◆ Set exercise ◆
Give only the number of lines that include the string "background".

◆ Material provided ◆
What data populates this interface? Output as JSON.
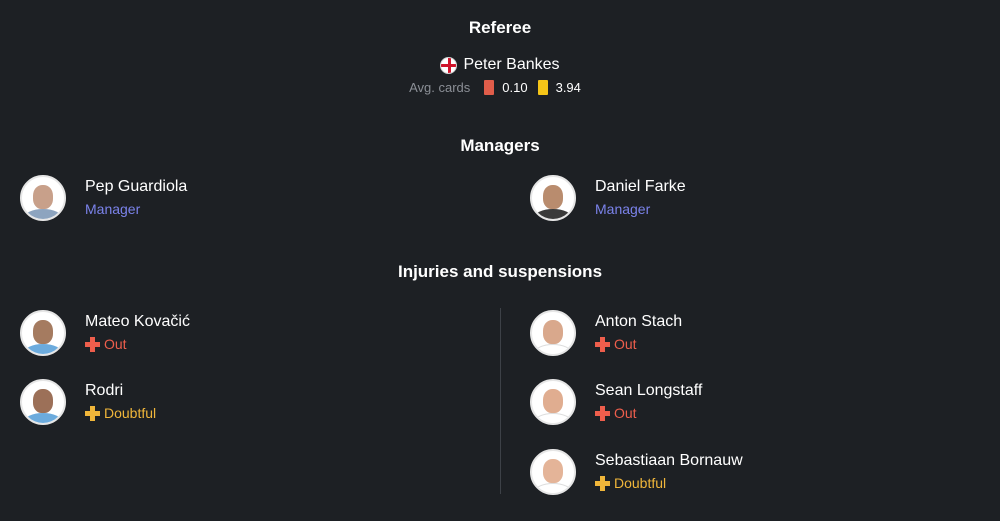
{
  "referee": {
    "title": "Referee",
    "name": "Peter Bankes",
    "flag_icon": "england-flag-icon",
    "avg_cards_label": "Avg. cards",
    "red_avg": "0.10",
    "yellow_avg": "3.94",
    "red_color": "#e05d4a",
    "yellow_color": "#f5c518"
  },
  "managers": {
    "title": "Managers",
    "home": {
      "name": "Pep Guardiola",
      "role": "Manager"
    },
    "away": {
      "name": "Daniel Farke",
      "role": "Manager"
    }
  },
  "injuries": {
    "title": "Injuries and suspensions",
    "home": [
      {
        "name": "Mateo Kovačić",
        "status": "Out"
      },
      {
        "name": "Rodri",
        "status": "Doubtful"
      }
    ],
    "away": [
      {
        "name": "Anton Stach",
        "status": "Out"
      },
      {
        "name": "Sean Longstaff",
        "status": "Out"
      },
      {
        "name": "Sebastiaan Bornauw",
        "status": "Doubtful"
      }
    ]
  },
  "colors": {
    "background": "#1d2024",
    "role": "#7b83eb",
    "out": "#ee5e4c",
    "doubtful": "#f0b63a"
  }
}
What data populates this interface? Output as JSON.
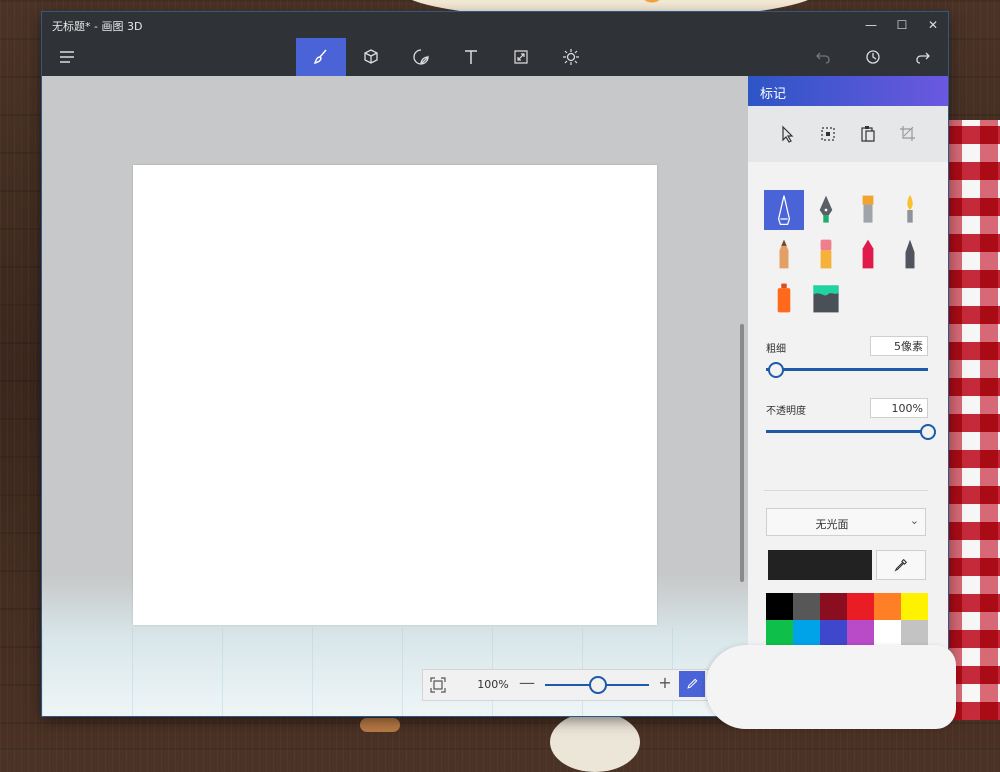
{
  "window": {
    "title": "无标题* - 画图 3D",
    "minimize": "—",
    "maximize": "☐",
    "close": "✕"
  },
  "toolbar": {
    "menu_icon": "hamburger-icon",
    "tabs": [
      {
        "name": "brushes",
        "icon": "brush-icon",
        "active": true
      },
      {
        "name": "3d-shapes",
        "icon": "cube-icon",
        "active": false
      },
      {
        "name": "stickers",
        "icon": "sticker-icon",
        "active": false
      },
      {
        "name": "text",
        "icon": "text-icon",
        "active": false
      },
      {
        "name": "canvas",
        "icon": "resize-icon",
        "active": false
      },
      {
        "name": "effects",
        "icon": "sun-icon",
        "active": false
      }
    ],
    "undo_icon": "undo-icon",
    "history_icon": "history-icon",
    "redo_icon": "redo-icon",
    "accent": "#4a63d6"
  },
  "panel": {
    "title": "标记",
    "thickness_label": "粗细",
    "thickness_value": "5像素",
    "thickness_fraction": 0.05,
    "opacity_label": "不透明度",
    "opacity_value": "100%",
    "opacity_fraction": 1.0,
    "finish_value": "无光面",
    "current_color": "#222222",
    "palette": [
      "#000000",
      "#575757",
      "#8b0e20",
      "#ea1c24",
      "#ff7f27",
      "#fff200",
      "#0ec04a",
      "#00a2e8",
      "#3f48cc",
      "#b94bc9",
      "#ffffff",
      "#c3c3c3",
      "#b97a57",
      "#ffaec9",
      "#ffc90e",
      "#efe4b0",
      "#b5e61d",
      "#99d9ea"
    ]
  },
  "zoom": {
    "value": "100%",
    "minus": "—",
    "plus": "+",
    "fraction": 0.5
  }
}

* * *

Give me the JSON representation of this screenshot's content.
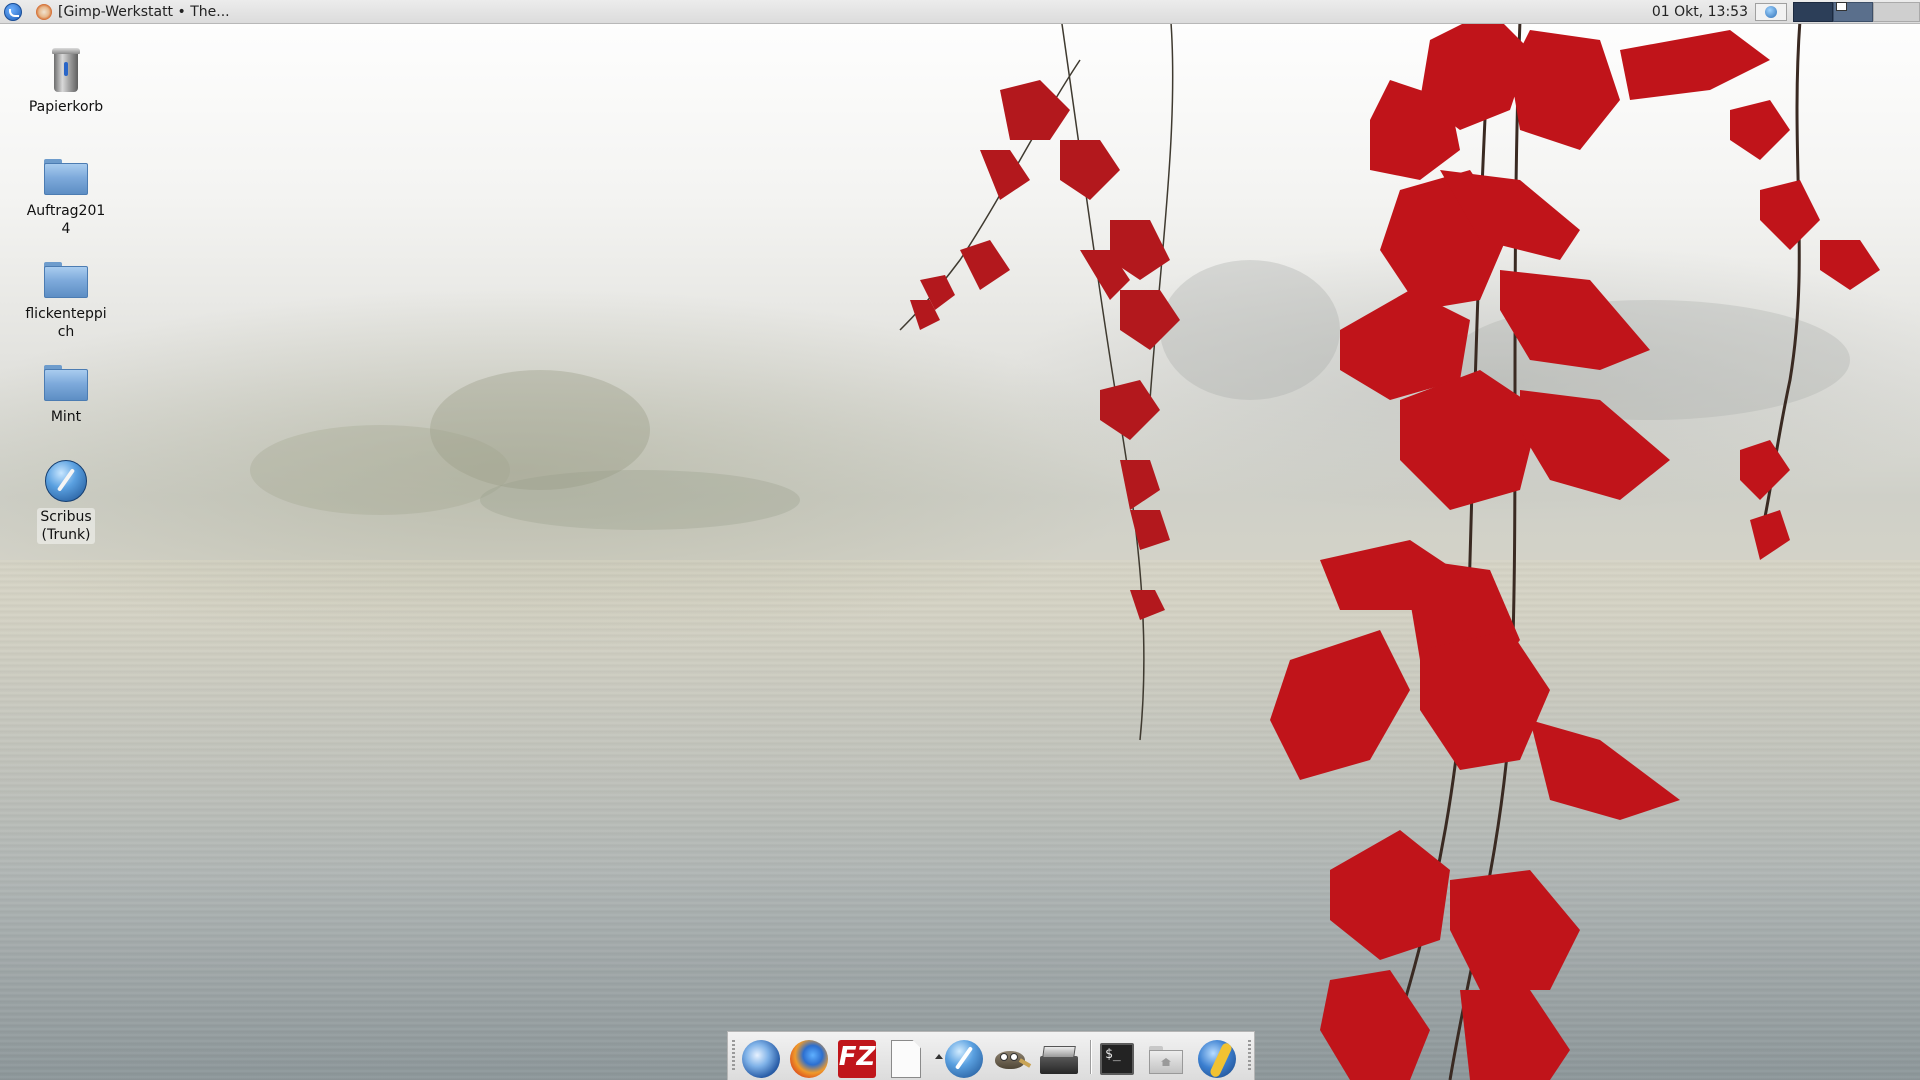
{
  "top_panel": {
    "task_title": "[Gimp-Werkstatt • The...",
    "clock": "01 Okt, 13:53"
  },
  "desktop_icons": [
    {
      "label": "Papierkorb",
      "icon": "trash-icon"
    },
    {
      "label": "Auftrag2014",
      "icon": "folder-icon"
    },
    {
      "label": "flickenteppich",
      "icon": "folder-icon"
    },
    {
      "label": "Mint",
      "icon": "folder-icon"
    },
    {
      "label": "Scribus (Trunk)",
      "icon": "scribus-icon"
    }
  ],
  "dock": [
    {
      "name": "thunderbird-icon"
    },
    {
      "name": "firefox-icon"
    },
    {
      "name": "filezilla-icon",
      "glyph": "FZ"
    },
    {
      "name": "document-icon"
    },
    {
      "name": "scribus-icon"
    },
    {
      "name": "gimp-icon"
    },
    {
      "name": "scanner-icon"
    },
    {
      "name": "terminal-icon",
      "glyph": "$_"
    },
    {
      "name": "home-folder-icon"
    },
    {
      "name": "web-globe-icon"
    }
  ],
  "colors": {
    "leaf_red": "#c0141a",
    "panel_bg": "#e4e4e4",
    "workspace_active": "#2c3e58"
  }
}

...

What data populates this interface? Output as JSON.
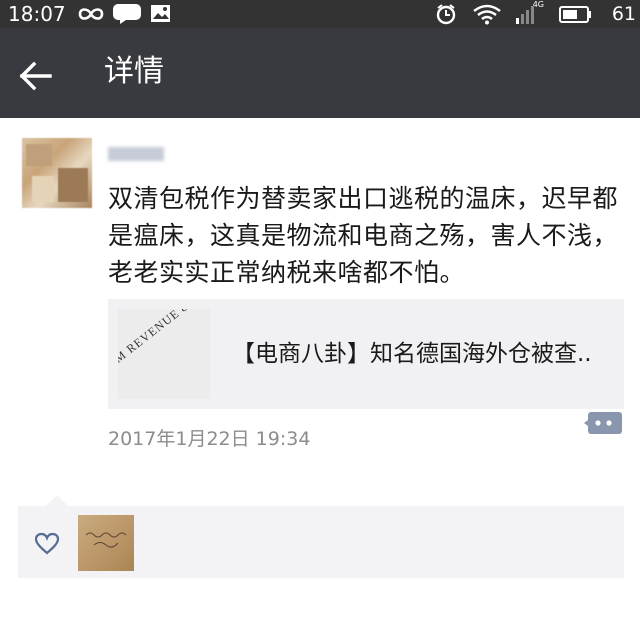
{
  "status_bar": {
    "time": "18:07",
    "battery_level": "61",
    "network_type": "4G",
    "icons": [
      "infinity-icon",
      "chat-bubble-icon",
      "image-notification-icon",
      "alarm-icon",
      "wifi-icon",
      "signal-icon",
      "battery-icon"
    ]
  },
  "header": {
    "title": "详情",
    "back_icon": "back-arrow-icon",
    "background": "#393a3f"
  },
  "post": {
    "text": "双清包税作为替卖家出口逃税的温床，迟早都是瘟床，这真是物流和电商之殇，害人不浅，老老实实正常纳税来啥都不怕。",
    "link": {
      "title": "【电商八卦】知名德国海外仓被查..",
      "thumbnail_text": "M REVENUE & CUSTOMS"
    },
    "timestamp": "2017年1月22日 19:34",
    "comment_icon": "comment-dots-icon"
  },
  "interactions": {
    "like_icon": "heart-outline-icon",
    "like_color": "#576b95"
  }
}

◆ Expected answer ◆
2